Exercise task:
Turn the part of the data that opens with the line containing "sd-card-icon xyxy=(58,111,78,131)" and closes with the line containing "circle-icon xyxy=(88,111,108,131)", both lines included, into a JSON list of strings with one string per line. Leave out any blank lines.

Material supplied:

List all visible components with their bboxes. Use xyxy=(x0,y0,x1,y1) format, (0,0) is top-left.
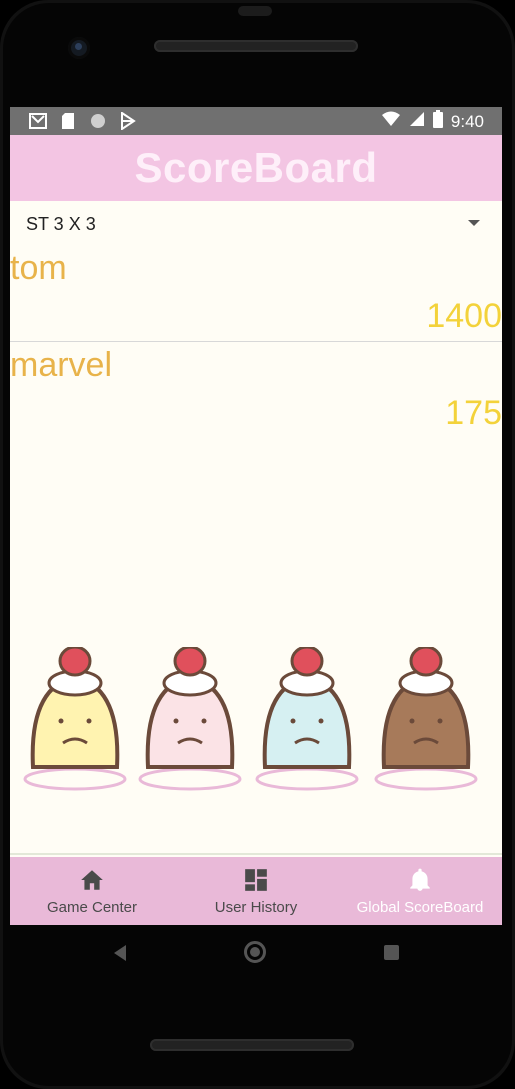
sd-card-icon xyxy=(58,111,78,131)
mascot-illustration xyxy=(23,647,478,791)
list-item[interactable]: tom 1400 xyxy=(10,245,502,342)
player-name: marvel xyxy=(10,346,113,384)
nav-user-history[interactable]: User History xyxy=(174,857,338,925)
circle-icon xyxy=(88,111,108,131)
nav-label: Global ScoreBoard xyxy=(356,899,484,916)
nav-global-scoreboard[interactable]: Global ScoreBoard xyxy=(338,857,502,925)
front-camera xyxy=(68,37,90,59)
screen: 9:40 ScoreBoard ST 3 X 3 tom 1400 marvel… xyxy=(10,107,502,925)
nav-label: Game Center xyxy=(46,899,138,916)
battery-icon xyxy=(432,110,443,133)
page-title: ScoreBoard xyxy=(134,144,378,191)
status-bar: 9:40 xyxy=(10,107,502,135)
status-time: 9:40 xyxy=(450,111,484,131)
mascot-brown xyxy=(374,647,478,791)
mascot-blue xyxy=(255,647,359,791)
mascot-pink xyxy=(138,647,242,791)
home-button-icon[interactable] xyxy=(244,941,266,963)
bottom-navigation: Game Center User History Global ScoreBoa… xyxy=(10,857,502,925)
list-item[interactable]: marvel 175 xyxy=(10,342,502,438)
top-speaker xyxy=(238,6,272,16)
play-store-icon xyxy=(118,111,138,131)
nav-game-center[interactable]: Game Center xyxy=(10,857,174,925)
mode-dropdown[interactable]: ST 3 X 3 xyxy=(10,201,502,245)
player-score: 1400 xyxy=(426,297,502,335)
phone-frame: 9:40 ScoreBoard ST 3 X 3 tom 1400 marvel… xyxy=(0,0,515,1089)
score-list: tom 1400 marvel 175 xyxy=(10,245,502,438)
app-bar: ScoreBoard xyxy=(10,135,502,201)
signal-icon xyxy=(409,111,425,132)
bell-icon xyxy=(410,868,430,891)
nav-label: User History xyxy=(214,899,298,916)
earpiece-grille xyxy=(154,40,358,52)
divider xyxy=(10,853,502,855)
player-name: tom xyxy=(10,249,67,287)
mascot-yellow xyxy=(23,647,127,791)
dashboard-icon xyxy=(245,869,267,891)
player-score: 175 xyxy=(445,394,502,432)
wifi-icon xyxy=(381,111,401,132)
home-icon xyxy=(81,870,103,890)
back-icon[interactable] xyxy=(112,944,128,962)
bottom-speaker-grille xyxy=(150,1039,354,1051)
gmail-icon xyxy=(28,111,48,131)
recents-icon[interactable] xyxy=(384,945,399,960)
dropdown-arrow-icon xyxy=(468,220,480,226)
dropdown-selected-value: ST 3 X 3 xyxy=(26,214,96,234)
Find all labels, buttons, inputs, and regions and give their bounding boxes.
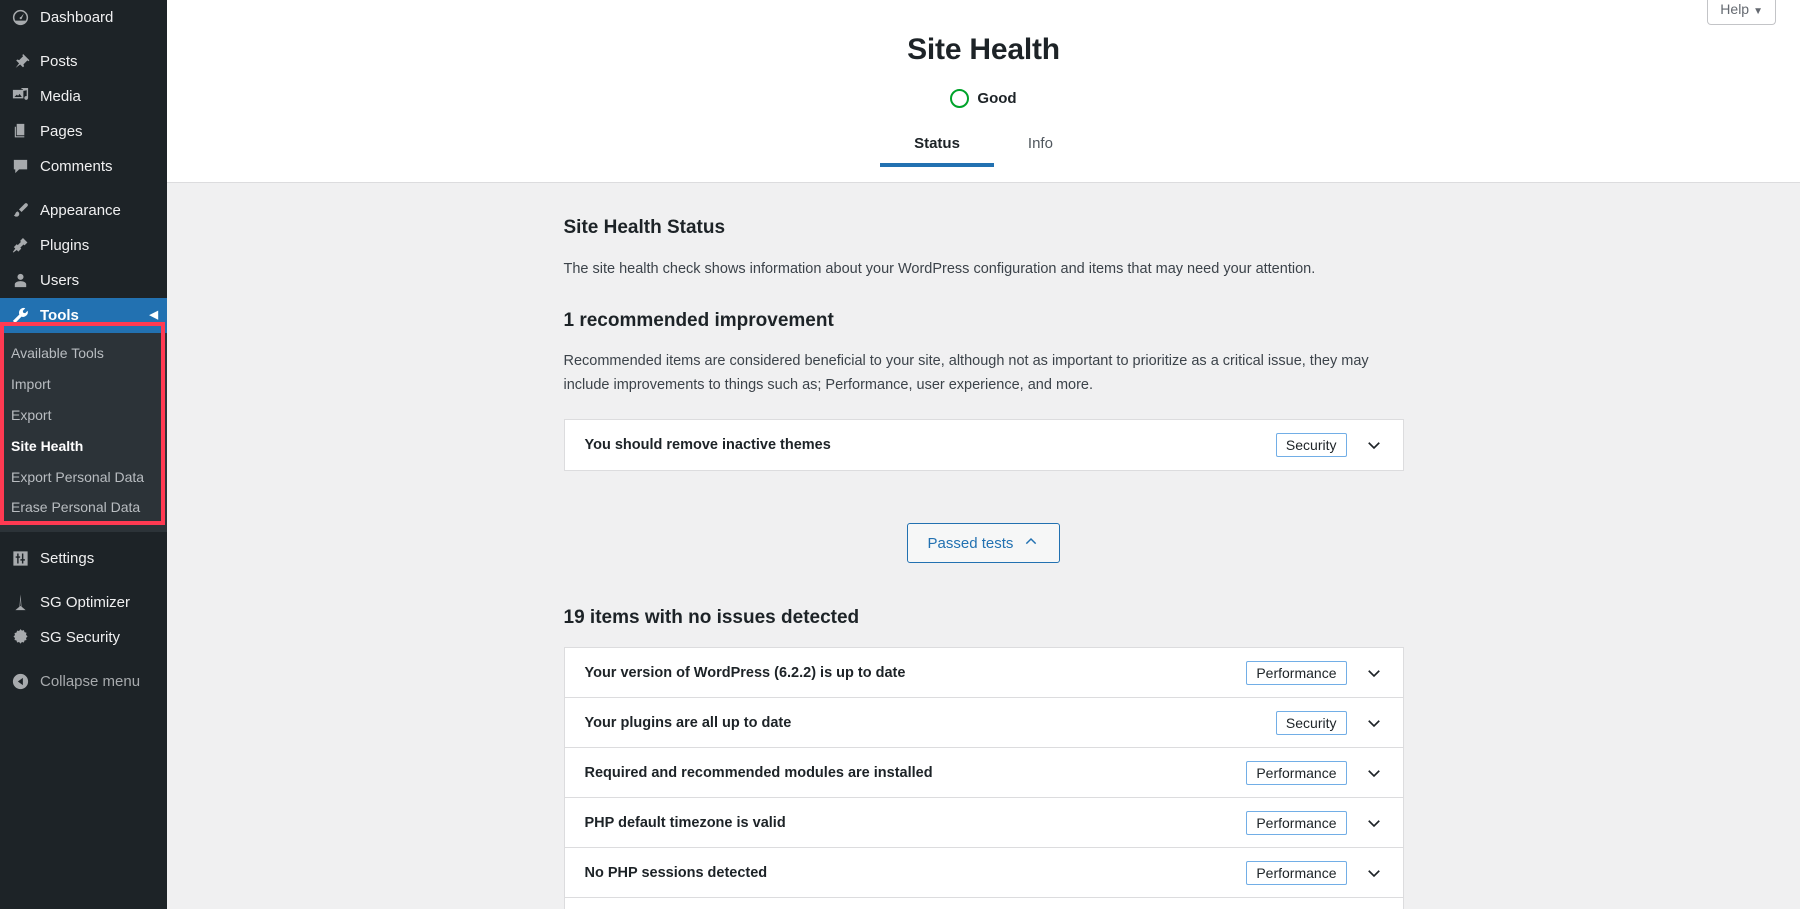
site-health-content: Site Health Status The site health check… bbox=[167, 183, 1800, 909]
plug-icon bbox=[9, 236, 31, 256]
sidebar-item-dashboard[interactable]: Dashboard bbox=[0, 0, 167, 35]
sidebar-item-appearance[interactable]: Appearance bbox=[0, 193, 167, 228]
sliders-icon bbox=[9, 549, 31, 569]
sidebar-item-plugins[interactable]: Plugins bbox=[0, 228, 167, 263]
table-row[interactable]: SQL server is up to date Performance bbox=[565, 898, 1403, 909]
table-row[interactable]: Your plugins are all up to date Security bbox=[565, 698, 1403, 748]
main-content-area: Help ▼ Site Health Good Status Info Site … bbox=[167, 0, 1800, 909]
status-badge: Security bbox=[1276, 711, 1347, 735]
chevron-down-icon[interactable] bbox=[1363, 662, 1385, 684]
table-row[interactable]: Your version of WordPress (6.2.2) is up … bbox=[565, 648, 1403, 698]
sidebar-item-sg-security[interactable]: SG Security bbox=[0, 620, 167, 655]
sidebar-item-label: Plugins bbox=[40, 238, 89, 253]
wordpress-admin-screen: Dashboard Posts Media Pages Comments bbox=[0, 0, 1800, 909]
sidebar-item-collapse-menu[interactable]: Collapse menu bbox=[0, 664, 167, 699]
tab-bar: Status Info bbox=[167, 128, 1800, 167]
submenu-item-export-personal-data[interactable]: Export Personal Data bbox=[0, 462, 167, 493]
table-row[interactable]: You should remove inactive themes Securi… bbox=[565, 420, 1403, 470]
dashboard-icon bbox=[9, 8, 31, 28]
sidebar-item-sg-optimizer[interactable]: SG Optimizer bbox=[0, 585, 167, 620]
section-description: The site health check shows information … bbox=[564, 258, 1384, 281]
recommended-improvement-title: 1 recommended improvement bbox=[564, 310, 1404, 332]
issue-title: You should remove inactive themes bbox=[585, 437, 1276, 453]
sidebar-item-label: Users bbox=[40, 273, 79, 288]
sidebar-item-label: Settings bbox=[40, 551, 94, 566]
recommended-issues-list: You should remove inactive themes Securi… bbox=[564, 419, 1404, 471]
chevron-down-icon[interactable] bbox=[1363, 812, 1385, 834]
status-badge: Good bbox=[977, 90, 1016, 107]
status-badge: Security bbox=[1276, 433, 1347, 457]
issue-title: PHP default timezone is valid bbox=[585, 815, 1247, 831]
sidebar-item-comments[interactable]: Comments bbox=[0, 149, 167, 184]
sg-optimizer-icon bbox=[9, 593, 31, 613]
section-title: Site Health Status bbox=[564, 217, 1404, 239]
sidebar-item-label: Posts bbox=[40, 54, 78, 69]
tools-submenu: Available Tools Import Export Site Healt… bbox=[0, 333, 167, 532]
chevron-down-icon[interactable] bbox=[1363, 762, 1385, 784]
chevron-down-icon: ▼ bbox=[1753, 6, 1763, 17]
sidebar-item-label: SG Security bbox=[40, 630, 120, 645]
table-row[interactable]: Required and recommended modules are ins… bbox=[565, 748, 1403, 798]
admin-sidebar: Dashboard Posts Media Pages Comments bbox=[0, 0, 167, 909]
sidebar-item-label: Dashboard bbox=[40, 10, 113, 25]
status-badge: Performance bbox=[1246, 811, 1346, 835]
sidebar-item-label: Appearance bbox=[40, 203, 121, 218]
site-health-status-indicator: Good bbox=[167, 89, 1800, 108]
issue-title: Required and recommended modules are ins… bbox=[585, 765, 1247, 781]
submenu-item-import[interactable]: Import bbox=[0, 369, 167, 400]
status-badge: Performance bbox=[1246, 661, 1346, 685]
issue-title: Your plugins are all up to date bbox=[585, 715, 1276, 731]
sidebar-item-label: Collapse menu bbox=[40, 674, 140, 689]
sidebar-item-settings[interactable]: Settings bbox=[0, 541, 167, 576]
chevron-left-icon: ◀ bbox=[150, 310, 158, 321]
sidebar-item-label: Comments bbox=[40, 159, 113, 174]
media-icon bbox=[9, 87, 31, 107]
passed-tests-title: 19 items with no issues detected bbox=[564, 607, 1404, 629]
comments-icon bbox=[9, 157, 31, 177]
recommended-improvement-description: Recommended items are considered benefic… bbox=[564, 350, 1374, 397]
paintbrush-icon bbox=[9, 201, 31, 221]
tab-status[interactable]: Status bbox=[880, 128, 994, 167]
chevron-down-icon[interactable] bbox=[1363, 862, 1385, 884]
help-button-label: Help bbox=[1720, 1, 1749, 17]
issue-title: Your version of WordPress (6.2.2) is up … bbox=[585, 665, 1247, 681]
status-badge: Performance bbox=[1246, 761, 1346, 785]
table-row[interactable]: No PHP sessions detected Performance bbox=[565, 848, 1403, 898]
chevron-up-icon bbox=[1023, 533, 1039, 553]
sidebar-item-label: Pages bbox=[40, 124, 83, 139]
status-badge: Performance bbox=[1246, 861, 1346, 885]
submenu-item-available-tools[interactable]: Available Tools bbox=[0, 338, 167, 369]
submenu-item-export[interactable]: Export bbox=[0, 400, 167, 431]
issue-title: No PHP sessions detected bbox=[585, 865, 1247, 881]
submenu-item-erase-personal-data[interactable]: Erase Personal Data bbox=[0, 492, 167, 523]
sidebar-item-label: Tools bbox=[40, 308, 79, 323]
sidebar-item-tools[interactable]: Tools ◀ bbox=[0, 298, 167, 333]
sidebar-item-label: SG Optimizer bbox=[40, 595, 130, 610]
sidebar-item-media[interactable]: Media bbox=[0, 79, 167, 114]
pages-icon bbox=[9, 122, 31, 142]
sidebar-item-users[interactable]: Users bbox=[0, 263, 167, 298]
user-icon bbox=[9, 271, 31, 291]
sg-security-icon bbox=[9, 628, 31, 648]
chevron-down-icon[interactable] bbox=[1363, 434, 1385, 456]
passed-tests-list: Your version of WordPress (6.2.2) is up … bbox=[564, 647, 1404, 909]
tab-info[interactable]: Info bbox=[994, 128, 1087, 167]
wrench-icon bbox=[9, 306, 31, 326]
sidebar-item-posts[interactable]: Posts bbox=[0, 44, 167, 79]
collapse-arrow-icon bbox=[9, 672, 31, 692]
sidebar-item-label: Media bbox=[40, 89, 81, 104]
passed-tests-button[interactable]: Passed tests bbox=[907, 523, 1061, 563]
status-ring-icon bbox=[950, 89, 969, 108]
table-row[interactable]: PHP default timezone is valid Performanc… bbox=[565, 798, 1403, 848]
page-header: Help ▼ Site Health Good Status Info bbox=[167, 0, 1800, 183]
passed-tests-toggle-wrap: Passed tests bbox=[564, 523, 1404, 563]
help-button[interactable]: Help ▼ bbox=[1707, 0, 1776, 25]
page-title: Site Health bbox=[167, 0, 1800, 67]
sidebar-item-pages[interactable]: Pages bbox=[0, 114, 167, 149]
pin-icon bbox=[9, 52, 31, 72]
passed-tests-label: Passed tests bbox=[928, 535, 1014, 552]
chevron-down-icon[interactable] bbox=[1363, 712, 1385, 734]
submenu-item-site-health[interactable]: Site Health bbox=[0, 431, 167, 462]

Complete answer:
[
  "sd-card-icon xyxy=(58,111,78,131)",
  "mascot-illustration xyxy=(23,647,478,791)",
  "list-item[interactable]: tom 1400 xyxy=(10,245,502,342)",
  "player-name: marvel xyxy=(10,346,113,384)",
  "nav-user-history[interactable]: User History xyxy=(174,857,338,925)",
  "circle-icon xyxy=(88,111,108,131)"
]